§ REQUIRED WORK
Output the data word for word, dropping every image.

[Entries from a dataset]
◆ ◆ ◆ ◆ ◆ ◆ ◆

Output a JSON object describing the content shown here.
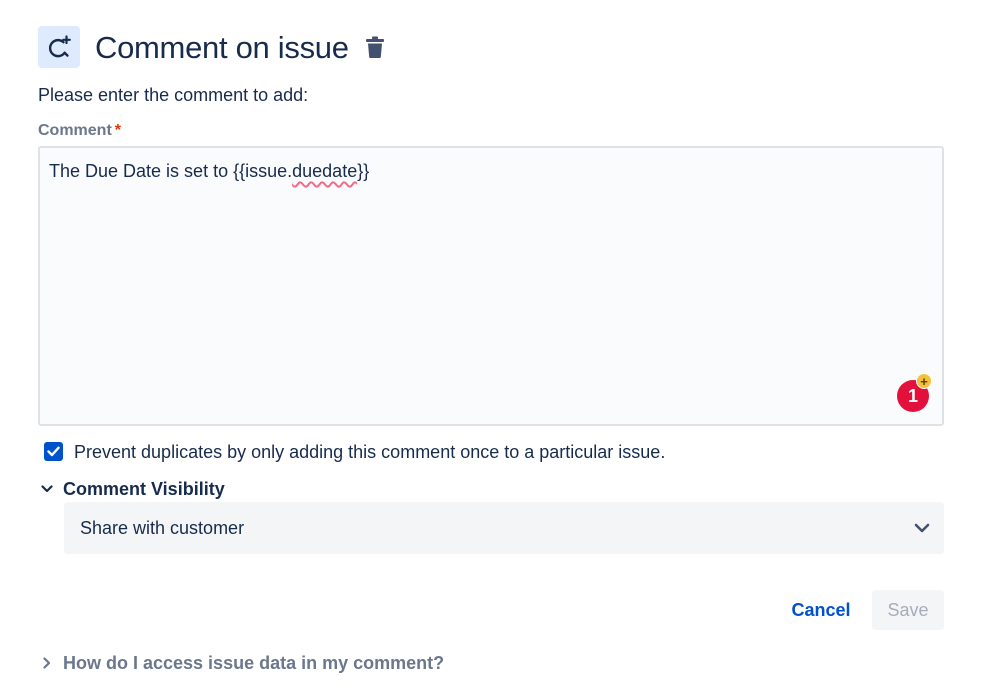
{
  "header": {
    "title": "Comment on issue",
    "action_icon": "comment-add-icon",
    "delete_icon": "trash-icon"
  },
  "form": {
    "instructions": "Please enter the comment to add:",
    "comment_label": "Comment",
    "required_marker": "*",
    "comment_text_before": "The Due Date is set to {{issue.",
    "comment_text_underlined": "duedate",
    "comment_text_after": "}}",
    "extension_badge_count": "1",
    "extension_badge_plus": "+",
    "prevent_duplicates_checked": true,
    "prevent_duplicates_label": "Prevent duplicates by only adding this comment once to a particular issue."
  },
  "visibility": {
    "section_title": "Comment Visibility",
    "expanded": true,
    "selected": "Share with customer"
  },
  "actions": {
    "cancel_label": "Cancel",
    "save_label": "Save"
  },
  "help": {
    "label": "How do I access issue data in my comment?",
    "expanded": false
  },
  "colors": {
    "primary": "#0052cc",
    "text": "#172b4d",
    "subtle_text": "#6b778c",
    "required": "#de350b",
    "badge_red": "#e3103b",
    "badge_yellow": "#f5c13a"
  }
}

◆ ◆ ◆ ◆ ◆ ◆ ◆

§ WRITTEN SOLUTION
Output a JSON object describing the content shown here.
{
  "header": {
    "title": "Comment on issue",
    "action_icon": "comment-add-icon",
    "delete_icon": "trash-icon"
  },
  "form": {
    "instructions": "Please enter the comment to add:",
    "comment_label": "Comment",
    "required_marker": "*",
    "comment_text_before": "The Due Date is set to {{issue.",
    "comment_text_underlined": "duedate",
    "comment_text_after": "}}",
    "extension_badge_count": "1",
    "extension_badge_plus": "+",
    "prevent_duplicates_checked": true,
    "prevent_duplicates_label": "Prevent duplicates by only adding this comment once to a particular issue."
  },
  "visibility": {
    "section_title": "Comment Visibility",
    "expanded": true,
    "selected": "Share with customer"
  },
  "actions": {
    "cancel_label": "Cancel",
    "save_label": "Save"
  },
  "help": {
    "label": "How do I access issue data in my comment?",
    "expanded": false
  },
  "colors": {
    "primary": "#0052cc",
    "text": "#172b4d",
    "subtle_text": "#6b778c",
    "required": "#de350b",
    "badge_red": "#e3103b",
    "badge_yellow": "#f5c13a"
  }
}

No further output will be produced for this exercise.